* BRIEF *
Turn the lines below into a numbered list, skipping any blank ones.

====== PROVIDED RECORDS

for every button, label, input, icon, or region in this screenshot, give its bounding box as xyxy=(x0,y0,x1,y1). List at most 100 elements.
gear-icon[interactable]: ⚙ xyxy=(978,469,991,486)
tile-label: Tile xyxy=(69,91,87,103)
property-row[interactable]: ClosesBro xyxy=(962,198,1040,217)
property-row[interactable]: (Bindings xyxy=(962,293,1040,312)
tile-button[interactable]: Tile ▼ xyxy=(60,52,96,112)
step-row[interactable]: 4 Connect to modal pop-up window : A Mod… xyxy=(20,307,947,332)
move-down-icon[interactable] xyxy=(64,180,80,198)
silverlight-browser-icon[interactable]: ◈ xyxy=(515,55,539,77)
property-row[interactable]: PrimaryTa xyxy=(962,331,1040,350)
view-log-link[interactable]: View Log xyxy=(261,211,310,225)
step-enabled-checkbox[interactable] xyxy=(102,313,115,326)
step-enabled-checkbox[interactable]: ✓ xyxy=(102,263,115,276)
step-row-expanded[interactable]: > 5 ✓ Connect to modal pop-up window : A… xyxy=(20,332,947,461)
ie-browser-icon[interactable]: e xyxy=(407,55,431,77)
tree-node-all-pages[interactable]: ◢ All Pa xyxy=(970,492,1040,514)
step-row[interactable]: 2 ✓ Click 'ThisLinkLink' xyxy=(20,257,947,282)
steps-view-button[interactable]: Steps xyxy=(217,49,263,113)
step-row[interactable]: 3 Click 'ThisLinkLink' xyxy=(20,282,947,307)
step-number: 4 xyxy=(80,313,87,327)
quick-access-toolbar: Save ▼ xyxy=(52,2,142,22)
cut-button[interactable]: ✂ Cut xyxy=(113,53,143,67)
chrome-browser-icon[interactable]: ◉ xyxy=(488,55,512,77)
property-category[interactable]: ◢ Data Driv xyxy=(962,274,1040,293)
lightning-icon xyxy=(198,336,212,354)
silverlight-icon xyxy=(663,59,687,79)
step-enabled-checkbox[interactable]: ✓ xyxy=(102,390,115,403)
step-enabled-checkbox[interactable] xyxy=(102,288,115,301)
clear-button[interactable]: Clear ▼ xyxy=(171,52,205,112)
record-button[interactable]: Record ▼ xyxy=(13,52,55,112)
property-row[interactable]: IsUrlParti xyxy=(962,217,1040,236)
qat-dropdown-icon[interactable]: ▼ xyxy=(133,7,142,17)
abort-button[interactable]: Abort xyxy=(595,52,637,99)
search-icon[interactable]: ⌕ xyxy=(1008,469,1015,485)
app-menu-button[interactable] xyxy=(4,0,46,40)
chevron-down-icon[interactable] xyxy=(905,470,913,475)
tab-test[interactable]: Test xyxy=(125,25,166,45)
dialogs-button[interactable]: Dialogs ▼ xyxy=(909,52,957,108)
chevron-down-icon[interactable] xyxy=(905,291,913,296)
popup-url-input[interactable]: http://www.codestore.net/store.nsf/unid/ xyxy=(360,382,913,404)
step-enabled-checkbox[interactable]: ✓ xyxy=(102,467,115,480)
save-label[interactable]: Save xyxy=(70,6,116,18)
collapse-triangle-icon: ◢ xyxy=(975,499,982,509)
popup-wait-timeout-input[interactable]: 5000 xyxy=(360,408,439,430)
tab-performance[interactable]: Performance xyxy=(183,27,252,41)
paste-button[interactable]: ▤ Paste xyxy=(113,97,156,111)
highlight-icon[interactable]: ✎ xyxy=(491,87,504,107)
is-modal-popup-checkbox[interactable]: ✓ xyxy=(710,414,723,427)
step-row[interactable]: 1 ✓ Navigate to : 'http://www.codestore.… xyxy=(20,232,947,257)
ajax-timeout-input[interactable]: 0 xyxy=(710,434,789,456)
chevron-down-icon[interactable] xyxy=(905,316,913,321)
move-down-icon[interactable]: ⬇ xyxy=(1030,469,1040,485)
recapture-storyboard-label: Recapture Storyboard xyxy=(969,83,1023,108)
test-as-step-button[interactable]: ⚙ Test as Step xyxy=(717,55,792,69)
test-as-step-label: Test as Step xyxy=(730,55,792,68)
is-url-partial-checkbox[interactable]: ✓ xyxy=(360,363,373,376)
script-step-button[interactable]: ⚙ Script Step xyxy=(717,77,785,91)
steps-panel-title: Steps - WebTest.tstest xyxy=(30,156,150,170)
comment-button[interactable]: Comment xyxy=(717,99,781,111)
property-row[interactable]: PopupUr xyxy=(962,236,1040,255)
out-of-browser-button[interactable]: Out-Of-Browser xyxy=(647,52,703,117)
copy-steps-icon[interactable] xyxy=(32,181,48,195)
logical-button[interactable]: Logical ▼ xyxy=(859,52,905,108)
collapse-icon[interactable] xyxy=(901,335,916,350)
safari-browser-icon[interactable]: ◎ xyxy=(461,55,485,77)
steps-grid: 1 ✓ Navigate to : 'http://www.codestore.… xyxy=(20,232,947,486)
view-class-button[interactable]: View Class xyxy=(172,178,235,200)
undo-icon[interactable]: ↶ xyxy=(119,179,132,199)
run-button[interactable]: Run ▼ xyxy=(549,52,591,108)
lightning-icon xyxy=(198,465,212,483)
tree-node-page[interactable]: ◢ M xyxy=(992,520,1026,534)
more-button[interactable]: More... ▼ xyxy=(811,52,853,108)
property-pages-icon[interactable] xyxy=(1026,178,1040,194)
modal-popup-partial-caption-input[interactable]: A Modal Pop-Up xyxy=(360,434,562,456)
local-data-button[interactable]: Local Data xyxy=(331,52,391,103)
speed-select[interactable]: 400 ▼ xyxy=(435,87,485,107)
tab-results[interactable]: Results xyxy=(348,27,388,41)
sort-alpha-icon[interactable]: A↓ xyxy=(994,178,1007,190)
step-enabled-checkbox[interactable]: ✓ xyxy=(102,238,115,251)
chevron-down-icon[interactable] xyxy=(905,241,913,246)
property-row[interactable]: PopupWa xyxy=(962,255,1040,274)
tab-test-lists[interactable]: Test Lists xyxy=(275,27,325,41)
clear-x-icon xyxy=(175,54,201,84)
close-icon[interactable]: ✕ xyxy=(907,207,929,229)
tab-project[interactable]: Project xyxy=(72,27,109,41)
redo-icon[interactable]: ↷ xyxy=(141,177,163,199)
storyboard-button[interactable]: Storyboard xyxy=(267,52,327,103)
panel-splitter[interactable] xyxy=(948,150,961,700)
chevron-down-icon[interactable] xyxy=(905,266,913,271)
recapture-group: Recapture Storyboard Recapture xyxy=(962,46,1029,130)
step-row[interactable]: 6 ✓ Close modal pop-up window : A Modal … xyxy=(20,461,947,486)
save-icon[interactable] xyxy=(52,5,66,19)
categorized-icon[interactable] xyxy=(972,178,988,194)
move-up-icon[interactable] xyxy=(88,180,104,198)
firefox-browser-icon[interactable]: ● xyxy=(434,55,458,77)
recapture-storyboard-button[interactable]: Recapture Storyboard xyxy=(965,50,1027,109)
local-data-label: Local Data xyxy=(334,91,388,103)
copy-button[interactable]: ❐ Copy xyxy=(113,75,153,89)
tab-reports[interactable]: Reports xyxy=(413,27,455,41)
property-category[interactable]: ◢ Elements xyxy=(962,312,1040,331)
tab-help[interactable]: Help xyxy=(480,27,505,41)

============

* TASK RESPONSE *
1. for every button, label, input, icon, or region in this screenshot, give its bounding box as xyxy=(x0,y0,x1,y1). List at most 100 elements.
2. gear-icon[interactable]: ⚙ xyxy=(978,469,991,486)
3. tile-label: Tile xyxy=(69,91,87,103)
4. property-row[interactable]: ClosesBro xyxy=(962,198,1040,217)
5. property-row[interactable]: (Bindings xyxy=(962,293,1040,312)
6. tile-button[interactable]: Tile ▼ xyxy=(60,52,96,112)
7. step-row[interactable]: 4 Connect to modal pop-up window : A Mod… xyxy=(20,307,947,332)
8. move-down-icon[interactable] xyxy=(64,180,80,198)
9. silverlight-browser-icon[interactable]: ◈ xyxy=(515,55,539,77)
10. property-row[interactable]: PrimaryTa xyxy=(962,331,1040,350)
11. view-log-link[interactable]: View Log xyxy=(261,211,310,225)
12. step-enabled-checkbox[interactable] xyxy=(102,313,115,326)
13. step-enabled-checkbox[interactable]: ✓ xyxy=(102,263,115,276)
14. step-row-expanded[interactable]: > 5 ✓ Connect to modal pop-up window : A… xyxy=(20,332,947,461)
15. ie-browser-icon[interactable]: e xyxy=(407,55,431,77)
16. tree-node-all-pages[interactable]: ◢ All Pa xyxy=(970,492,1040,514)
17. step-row[interactable]: 2 ✓ Click 'ThisLinkLink' xyxy=(20,257,947,282)
18. steps-view-button[interactable]: Steps xyxy=(217,49,263,113)
19. step-row[interactable]: 3 Click 'ThisLinkLink' xyxy=(20,282,947,307)
20. step-number: 4 xyxy=(80,313,87,327)
21. quick-access-toolbar: Save ▼ xyxy=(52,2,142,22)
22. cut-button[interactable]: ✂ Cut xyxy=(113,53,143,67)
23. chrome-browser-icon[interactable]: ◉ xyxy=(488,55,512,77)
24. property-category[interactable]: ◢ Data Driv xyxy=(962,274,1040,293)
25. lightning-icon xyxy=(198,336,212,354)
26. silverlight-icon xyxy=(663,59,687,79)
27. step-enabled-checkbox[interactable]: ✓ xyxy=(102,390,115,403)
28. step-enabled-checkbox[interactable] xyxy=(102,288,115,301)
29. clear-button[interactable]: Clear ▼ xyxy=(171,52,205,112)
30. record-button[interactable]: Record ▼ xyxy=(13,52,55,112)
31. property-row[interactable]: IsUrlParti xyxy=(962,217,1040,236)
32. qat-dropdown-icon[interactable]: ▼ xyxy=(133,7,142,17)
33. abort-button[interactable]: Abort xyxy=(595,52,637,99)
34. search-icon[interactable]: ⌕ xyxy=(1008,469,1015,485)
35. app-menu-button[interactable] xyxy=(4,0,46,40)
36. chevron-down-icon[interactable] xyxy=(905,470,913,475)
37. tab-test[interactable]: Test xyxy=(125,25,166,45)
38. dialogs-button[interactable]: Dialogs ▼ xyxy=(909,52,957,108)
39. chevron-down-icon[interactable] xyxy=(905,291,913,296)
40. popup-url-input[interactable]: http://www.codestore.net/store.nsf/unid/ xyxy=(360,382,913,404)
41. step-enabled-checkbox[interactable]: ✓ xyxy=(102,467,115,480)
42. save-label[interactable]: Save xyxy=(70,6,116,18)
43. collapse-triangle-icon: ◢ xyxy=(975,499,982,509)
44. popup-wait-timeout-input[interactable]: 5000 xyxy=(360,408,439,430)
45. tab-performance[interactable]: Performance xyxy=(183,27,252,41)
46. paste-button[interactable]: ▤ Paste xyxy=(113,97,156,111)
47. highlight-icon[interactable]: ✎ xyxy=(491,87,504,107)
48. is-modal-popup-checkbox[interactable]: ✓ xyxy=(710,414,723,427)
49. step-row[interactable]: 1 ✓ Navigate to : 'http://www.codestore.… xyxy=(20,232,947,257)
50. ajax-timeout-input[interactable]: 0 xyxy=(710,434,789,456)
51. chevron-down-icon[interactable] xyxy=(905,316,913,321)
52. move-down-icon[interactable]: ⬇ xyxy=(1030,469,1040,485)
53. recapture-storyboard-label: Recapture Storyboard xyxy=(969,83,1023,108)
54. test-as-step-button[interactable]: ⚙ Test as Step xyxy=(717,55,792,69)
55. test-as-step-label: Test as Step xyxy=(730,55,792,68)
56. is-url-partial-checkbox[interactable]: ✓ xyxy=(360,363,373,376)
57. script-step-button[interactable]: ⚙ Script Step xyxy=(717,77,785,91)
58. steps-panel-title: Steps - WebTest.tstest xyxy=(30,156,150,170)
59. comment-button[interactable]: Comment xyxy=(717,99,781,111)
60. property-row[interactable]: PopupUr xyxy=(962,236,1040,255)
61. out-of-browser-button[interactable]: Out-Of-Browser xyxy=(647,52,703,117)
62. copy-steps-icon[interactable] xyxy=(32,181,48,195)
63. logical-button[interactable]: Logical ▼ xyxy=(859,52,905,108)
64. collapse-icon[interactable] xyxy=(901,335,916,350)
65. safari-browser-icon[interactable]: ◎ xyxy=(461,55,485,77)
66. steps-grid: 1 ✓ Navigate to : 'http://www.codestore.… xyxy=(20,232,947,486)
67. view-class-button[interactable]: View Class xyxy=(172,178,235,200)
68. undo-icon[interactable]: ↶ xyxy=(119,179,132,199)
69. run-button[interactable]: Run ▼ xyxy=(549,52,591,108)
70. lightning-icon xyxy=(198,465,212,483)
71. tree-node-page[interactable]: ◢ M xyxy=(992,520,1026,534)
72. more-button[interactable]: More... ▼ xyxy=(811,52,853,108)
73. property-pages-icon[interactable] xyxy=(1026,178,1040,194)
74. modal-popup-partial-caption-input[interactable]: A Modal Pop-Up xyxy=(360,434,562,456)
75. local-data-button[interactable]: Local Data xyxy=(331,52,391,103)
76. speed-select[interactable]: 400 ▼ xyxy=(435,87,485,107)
77. tab-results[interactable]: Results xyxy=(348,27,388,41)
78. sort-alpha-icon[interactable]: A↓ xyxy=(994,178,1007,190)
79. step-enabled-checkbox[interactable]: ✓ xyxy=(102,238,115,251)
80. chevron-down-icon[interactable] xyxy=(905,241,913,246)
81. property-row[interactable]: PopupWa xyxy=(962,255,1040,274)
82. tab-test-lists[interactable]: Test Lists xyxy=(275,27,325,41)
83. clear-x-icon xyxy=(175,54,201,84)
84. close-icon[interactable]: ✕ xyxy=(907,207,929,229)
85. tab-project[interactable]: Project xyxy=(72,27,109,41)
86. redo-icon[interactable]: ↷ xyxy=(141,177,163,199)
87. storyboard-button[interactable]: Storyboard xyxy=(267,52,327,103)
88. panel-splitter[interactable] xyxy=(948,150,961,700)
89. chevron-down-icon[interactable] xyxy=(905,266,913,271)
90. recapture-group: Recapture Storyboard Recapture xyxy=(962,46,1029,130)
91. step-row[interactable]: 6 ✓ Close modal pop-up window : A Modal … xyxy=(20,461,947,486)
92. save-icon[interactable] xyxy=(52,5,66,19)
93. categorized-icon[interactable] xyxy=(972,178,988,194)
94. move-up-icon[interactable] xyxy=(88,180,104,198)
95. firefox-browser-icon[interactable]: ● xyxy=(434,55,458,77)
96. recapture-storyboard-button[interactable]: Recapture Storyboard xyxy=(965,50,1027,109)
97. local-data-label: Local Data xyxy=(334,91,388,103)
98. copy-button[interactable]: ❐ Copy xyxy=(113,75,153,89)
99. tab-reports[interactable]: Reports xyxy=(413,27,455,41)
100. property-category[interactable]: ◢ Elements xyxy=(962,312,1040,331)
101. tab-help[interactable]: Help xyxy=(480,27,505,41)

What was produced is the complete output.